**EXERCISE AIM**:
Among the entries that follow, find every line with the word "Einigkeit" and copy it.

**SUPPLIED DATA**:
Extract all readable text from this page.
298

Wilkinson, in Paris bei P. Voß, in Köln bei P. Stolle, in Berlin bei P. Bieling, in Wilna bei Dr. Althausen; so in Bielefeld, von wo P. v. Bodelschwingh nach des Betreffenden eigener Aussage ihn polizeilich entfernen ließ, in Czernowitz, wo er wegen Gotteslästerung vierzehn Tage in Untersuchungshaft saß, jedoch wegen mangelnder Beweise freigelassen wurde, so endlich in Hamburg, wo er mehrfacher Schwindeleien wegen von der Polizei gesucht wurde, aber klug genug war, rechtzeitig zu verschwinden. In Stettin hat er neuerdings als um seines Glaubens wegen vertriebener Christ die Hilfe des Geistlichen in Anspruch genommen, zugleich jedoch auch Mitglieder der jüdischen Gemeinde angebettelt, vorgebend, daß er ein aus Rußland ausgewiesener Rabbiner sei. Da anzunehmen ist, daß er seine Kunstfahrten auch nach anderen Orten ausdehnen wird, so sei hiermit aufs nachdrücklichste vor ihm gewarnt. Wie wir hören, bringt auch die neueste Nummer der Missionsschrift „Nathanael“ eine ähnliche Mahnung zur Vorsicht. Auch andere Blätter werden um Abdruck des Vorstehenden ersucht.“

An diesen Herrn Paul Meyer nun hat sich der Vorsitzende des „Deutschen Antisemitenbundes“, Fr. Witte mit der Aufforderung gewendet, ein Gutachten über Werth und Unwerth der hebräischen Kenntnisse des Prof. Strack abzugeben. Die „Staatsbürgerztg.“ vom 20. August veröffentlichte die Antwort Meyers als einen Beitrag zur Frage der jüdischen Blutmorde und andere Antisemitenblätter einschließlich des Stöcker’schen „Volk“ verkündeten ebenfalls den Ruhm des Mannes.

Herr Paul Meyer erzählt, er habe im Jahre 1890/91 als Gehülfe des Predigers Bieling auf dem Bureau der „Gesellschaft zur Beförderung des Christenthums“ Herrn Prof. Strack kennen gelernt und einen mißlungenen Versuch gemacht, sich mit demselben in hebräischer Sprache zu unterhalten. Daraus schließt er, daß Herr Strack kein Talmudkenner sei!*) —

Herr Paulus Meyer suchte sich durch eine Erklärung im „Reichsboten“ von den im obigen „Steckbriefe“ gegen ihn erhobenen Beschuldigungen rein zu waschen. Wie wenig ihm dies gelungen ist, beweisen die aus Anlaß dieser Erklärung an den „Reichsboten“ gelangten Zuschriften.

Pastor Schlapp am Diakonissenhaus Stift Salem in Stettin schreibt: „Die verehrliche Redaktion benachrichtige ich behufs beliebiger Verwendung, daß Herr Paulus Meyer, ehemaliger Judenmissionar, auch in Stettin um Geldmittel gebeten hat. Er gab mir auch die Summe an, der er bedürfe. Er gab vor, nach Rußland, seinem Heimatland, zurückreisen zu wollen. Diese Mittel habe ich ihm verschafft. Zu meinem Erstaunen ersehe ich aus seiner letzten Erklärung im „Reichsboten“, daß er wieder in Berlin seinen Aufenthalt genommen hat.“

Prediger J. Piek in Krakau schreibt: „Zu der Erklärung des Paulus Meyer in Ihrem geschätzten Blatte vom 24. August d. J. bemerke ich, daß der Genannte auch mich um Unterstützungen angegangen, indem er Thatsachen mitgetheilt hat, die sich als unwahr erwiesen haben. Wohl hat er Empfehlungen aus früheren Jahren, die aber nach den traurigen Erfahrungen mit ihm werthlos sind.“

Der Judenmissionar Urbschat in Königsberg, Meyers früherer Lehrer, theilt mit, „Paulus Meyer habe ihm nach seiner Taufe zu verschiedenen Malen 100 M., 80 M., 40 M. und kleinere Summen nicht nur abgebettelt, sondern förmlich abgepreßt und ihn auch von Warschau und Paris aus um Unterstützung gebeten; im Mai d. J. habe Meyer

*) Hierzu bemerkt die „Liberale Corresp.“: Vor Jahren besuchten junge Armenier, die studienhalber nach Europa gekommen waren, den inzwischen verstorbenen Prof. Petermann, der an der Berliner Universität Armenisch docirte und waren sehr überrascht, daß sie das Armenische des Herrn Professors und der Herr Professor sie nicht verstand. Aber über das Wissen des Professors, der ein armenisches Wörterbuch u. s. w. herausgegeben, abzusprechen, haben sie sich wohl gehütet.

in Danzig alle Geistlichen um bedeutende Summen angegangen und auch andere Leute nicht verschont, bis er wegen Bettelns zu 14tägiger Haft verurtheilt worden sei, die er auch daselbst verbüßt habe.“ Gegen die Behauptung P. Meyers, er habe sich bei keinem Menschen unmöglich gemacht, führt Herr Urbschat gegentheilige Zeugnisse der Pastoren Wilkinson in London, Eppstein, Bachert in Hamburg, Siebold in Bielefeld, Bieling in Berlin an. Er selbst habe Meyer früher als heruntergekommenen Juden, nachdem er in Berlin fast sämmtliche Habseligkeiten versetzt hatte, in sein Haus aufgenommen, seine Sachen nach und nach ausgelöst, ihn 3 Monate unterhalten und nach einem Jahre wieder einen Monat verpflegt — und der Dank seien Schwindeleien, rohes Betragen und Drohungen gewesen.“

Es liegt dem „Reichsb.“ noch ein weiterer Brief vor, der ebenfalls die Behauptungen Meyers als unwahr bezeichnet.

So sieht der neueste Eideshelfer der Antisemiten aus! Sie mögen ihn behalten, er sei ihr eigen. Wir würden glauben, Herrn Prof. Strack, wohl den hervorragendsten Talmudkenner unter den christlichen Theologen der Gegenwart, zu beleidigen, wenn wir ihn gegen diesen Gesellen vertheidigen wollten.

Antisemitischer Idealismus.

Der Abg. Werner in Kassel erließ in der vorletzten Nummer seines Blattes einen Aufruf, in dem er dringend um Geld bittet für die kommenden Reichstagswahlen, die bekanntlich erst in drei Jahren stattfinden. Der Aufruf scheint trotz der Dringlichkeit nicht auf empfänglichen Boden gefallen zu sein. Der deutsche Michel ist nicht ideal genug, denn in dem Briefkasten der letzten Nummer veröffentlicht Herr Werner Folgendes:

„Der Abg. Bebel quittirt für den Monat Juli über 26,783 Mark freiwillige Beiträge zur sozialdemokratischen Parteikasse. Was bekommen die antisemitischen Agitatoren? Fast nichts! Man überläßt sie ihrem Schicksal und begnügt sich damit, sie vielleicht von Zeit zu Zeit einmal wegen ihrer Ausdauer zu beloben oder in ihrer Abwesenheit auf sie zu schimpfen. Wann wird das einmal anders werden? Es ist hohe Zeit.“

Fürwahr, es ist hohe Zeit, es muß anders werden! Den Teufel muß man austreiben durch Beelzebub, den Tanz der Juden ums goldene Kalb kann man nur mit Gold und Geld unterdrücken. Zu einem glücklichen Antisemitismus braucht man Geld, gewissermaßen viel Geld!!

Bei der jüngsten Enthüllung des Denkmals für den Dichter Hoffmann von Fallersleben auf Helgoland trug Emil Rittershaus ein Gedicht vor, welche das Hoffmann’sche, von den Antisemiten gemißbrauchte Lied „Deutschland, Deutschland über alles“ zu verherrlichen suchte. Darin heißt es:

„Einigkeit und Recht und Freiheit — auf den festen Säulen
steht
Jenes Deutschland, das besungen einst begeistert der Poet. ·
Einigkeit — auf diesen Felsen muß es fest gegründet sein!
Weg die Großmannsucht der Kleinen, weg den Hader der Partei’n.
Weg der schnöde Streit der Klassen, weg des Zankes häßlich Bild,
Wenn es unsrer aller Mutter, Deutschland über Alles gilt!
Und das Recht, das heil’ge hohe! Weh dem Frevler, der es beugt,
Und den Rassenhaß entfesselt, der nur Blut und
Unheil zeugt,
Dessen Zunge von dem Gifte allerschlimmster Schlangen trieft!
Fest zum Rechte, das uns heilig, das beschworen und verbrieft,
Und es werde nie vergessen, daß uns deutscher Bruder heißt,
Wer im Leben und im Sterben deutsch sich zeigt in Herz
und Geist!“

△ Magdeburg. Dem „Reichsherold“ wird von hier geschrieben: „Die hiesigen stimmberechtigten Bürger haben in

**COMPLETED TASK**:
„Einigkeit und Recht und Freiheit — auf den festen Säulen
Einigkeit — auf diesen Felsen muß es fest gegründet sein!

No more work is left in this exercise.